• PROVIDED ENTRIES:
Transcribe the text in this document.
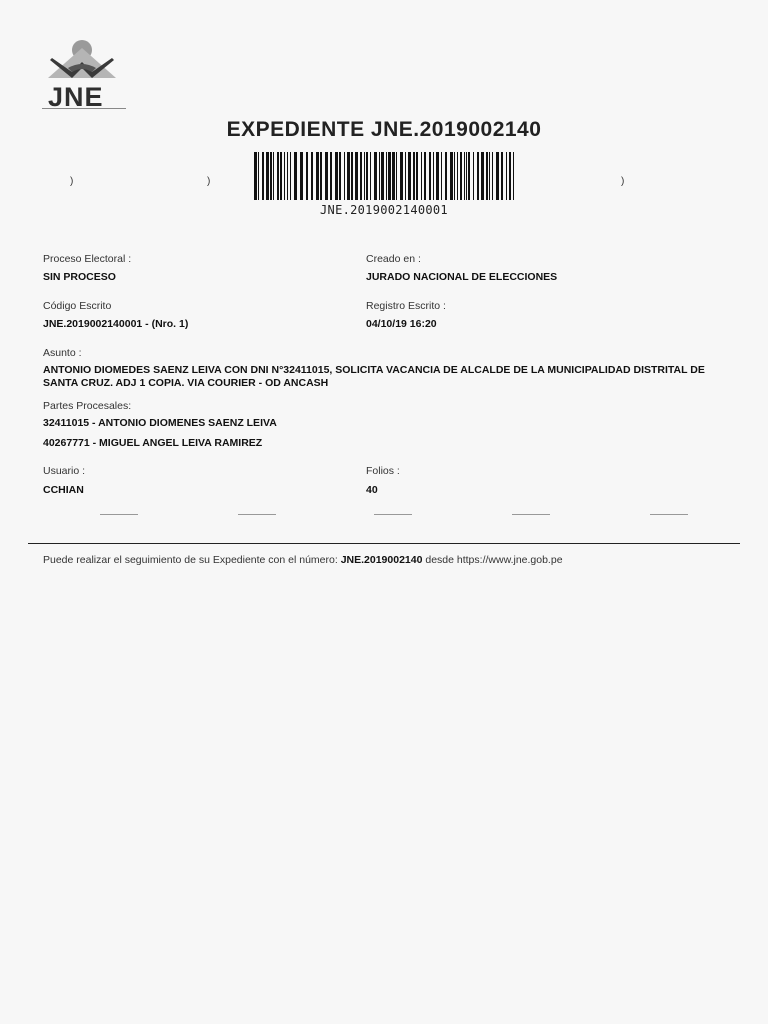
JNE
EXPEDIENTE JNE.2019002140
JNE.2019002140001
)	)	)
Proceso Electoral :
SIN PROCESO
Creado en :
JURADO NACIONAL DE ELECCIONES
Código Escrito
JNE.2019002140001 - (Nro. 1)
Registro Escrito :
04/10/19 16:20
Asunto :
ANTONIO DIOMEDES SAENZ LEIVA CON DNI N°32411015, SOLICITA VACANCIA DE ALCALDE DE LA MUNICIPALIDAD DISTRITAL DE SANTA CRUZ. ADJ 1 COPIA. VIA COURIER - OD ANCASH
Partes Procesales:
32411015 - ANTONIO DIOMENES SAENZ LEIVA
40267771 - MIGUEL ANGEL LEIVA RAMIREZ
Usuario :
CCHIAN
Folios :
40
Puede realizar el seguimiento de su Expediente con el número: JNE.2019002140 desde https://www.jne.gob.pe
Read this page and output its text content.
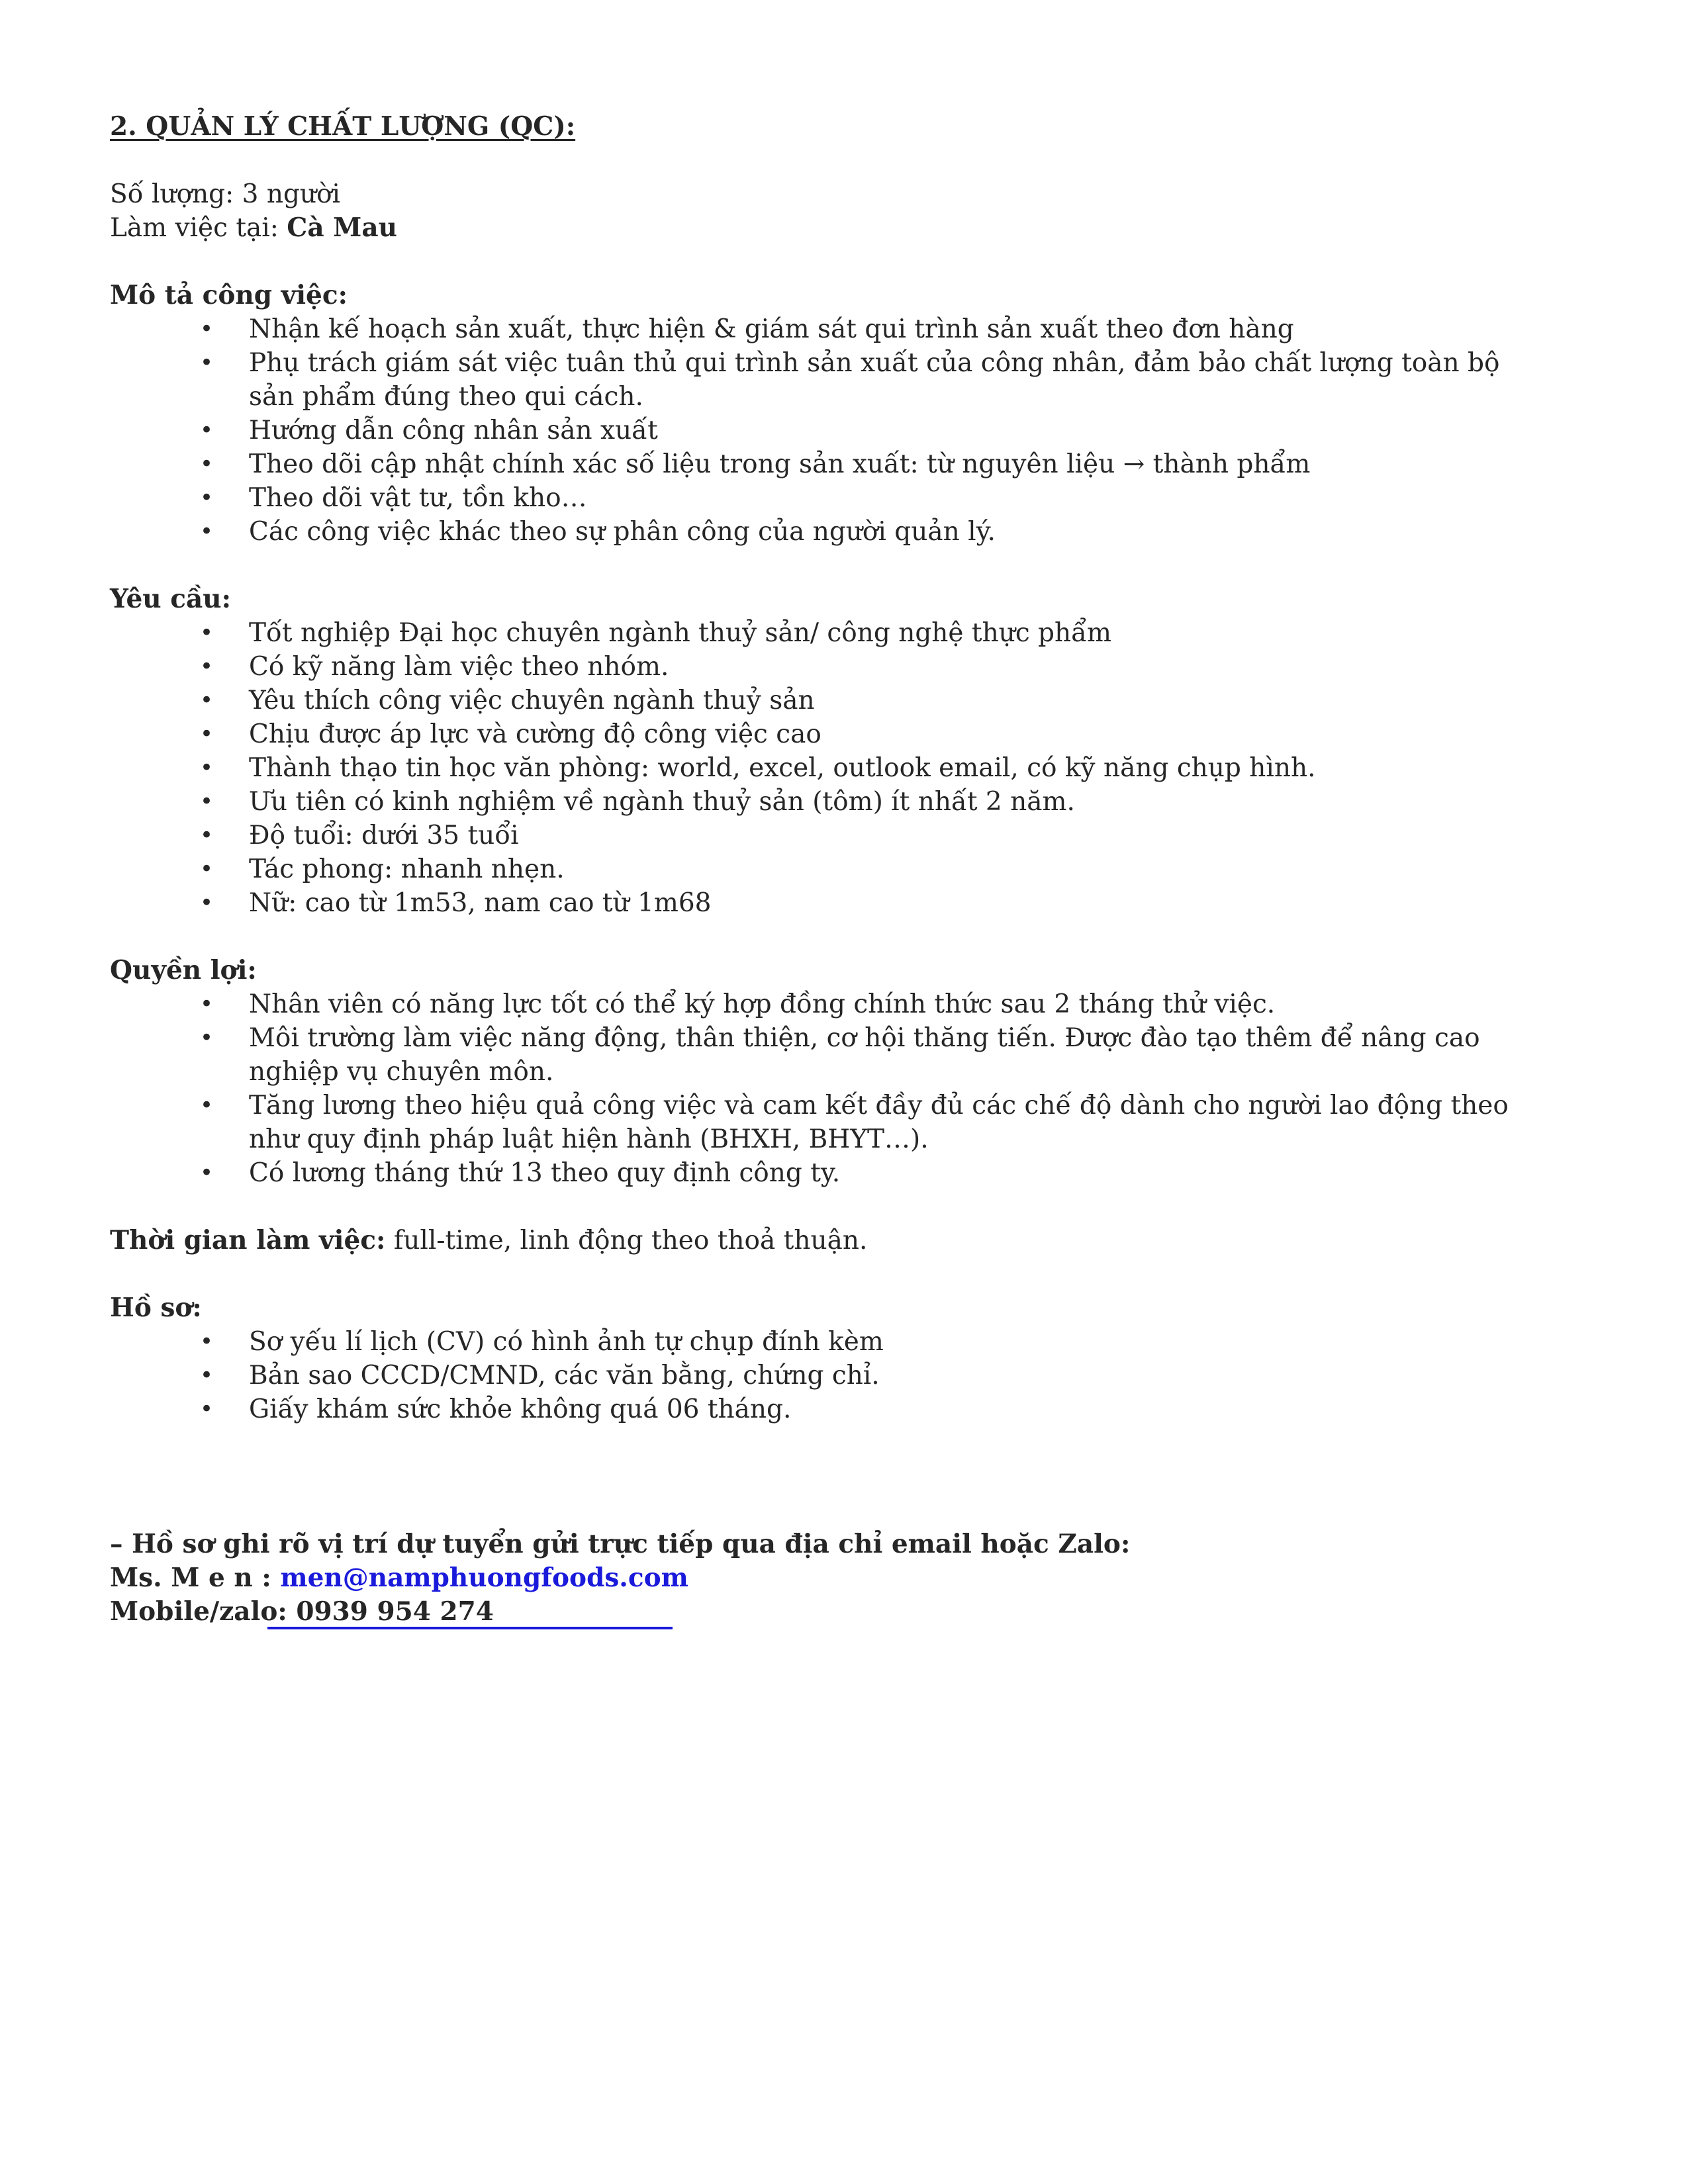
2. QUẢN LÝ CHẤT LƯỢNG (QC):

Số lượng: 3 người

Làm việc tại: Cà Mau

Mô tả công việc:

• Nhận kế hoạch sản xuất, thực hiện & giám sát qui trình sản xuất theo đơn hàng
• Phụ trách giám sát việc tuân thủ qui trình sản xuất của công nhân, đảm bảo chất lượng toàn bộ sản phẩm đúng theo qui cách.
• Hướng dẫn công nhân sản xuất
• Theo dõi cập nhật chính xác số liệu trong sản xuất: từ nguyên liệu → thành phẩm
• Theo dõi vật tư, tồn kho…
• Các công việc khác theo sự phân công của người quản lý.

Yêu cầu:

• Tốt nghiệp Đại học chuyên ngành thuỷ sản/ công nghệ thực phẩm
• Có kỹ năng làm việc theo nhóm.
• Yêu thích công việc chuyên ngành thuỷ sản
• Chịu được áp lực và cường độ công việc cao
• Thành thạo tin học văn phòng: world, excel, outlook email, có kỹ năng chụp hình.
• Ưu tiên có kinh nghiệm về ngành thuỷ sản (tôm) ít nhất 2 năm.
• Độ tuổi: dưới 35 tuổi
• Tác phong: nhanh nhẹn.
• Nữ: cao từ 1m53, nam cao từ 1m68

Quyền lợi:

• Nhân viên có năng lực tốt có thể ký hợp đồng chính thức sau 2 tháng thử việc.
• Môi trường làm việc năng động, thân thiện, cơ hội thăng tiến. Được đào tạo thêm để nâng cao nghiệp vụ chuyên môn.
• Tăng lương theo hiệu quả công việc và cam kết đầy đủ các chế độ dành cho người lao động theo như quy định pháp luật hiện hành (BHXH, BHYT…).
• Có lương tháng thứ 13 theo quy định công ty.

Thời gian làm việc: full-time, linh động theo thoả thuận.

Hồ sơ:

• Sơ yếu lí lịch (CV) có hình ảnh tự chụp đính kèm
• Bản sao CCCD/CMND, các văn bằng, chứng chỉ.
• Giấy khám sức khỏe không quá 06 tháng.

– Hồ sơ ghi rõ vị trí dự tuyển gửi trực tiếp qua địa chỉ email hoặc Zalo:

Ms. M e n : men@namphuongfoods.com

Mobile/zalo: 0939 954 274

• DIRECTIONS FOR THIS TASK:
Reproduce each line of the material containing the word "ANTONIO".

• TASK SOLUTION:
ANTONIO DIOMEDES SAENZ LEIVA CON DNI N°32411015, SOLICITA VACANCIA DE ALCALDE DE LA MUNICIPALIDAD DISTRITAL DE SANTA CRUZ. ADJ 1 COPIA. VIA COURIER - OD ANCASH
32411015 - ANTONIO DIOMENES SAENZ LEIVA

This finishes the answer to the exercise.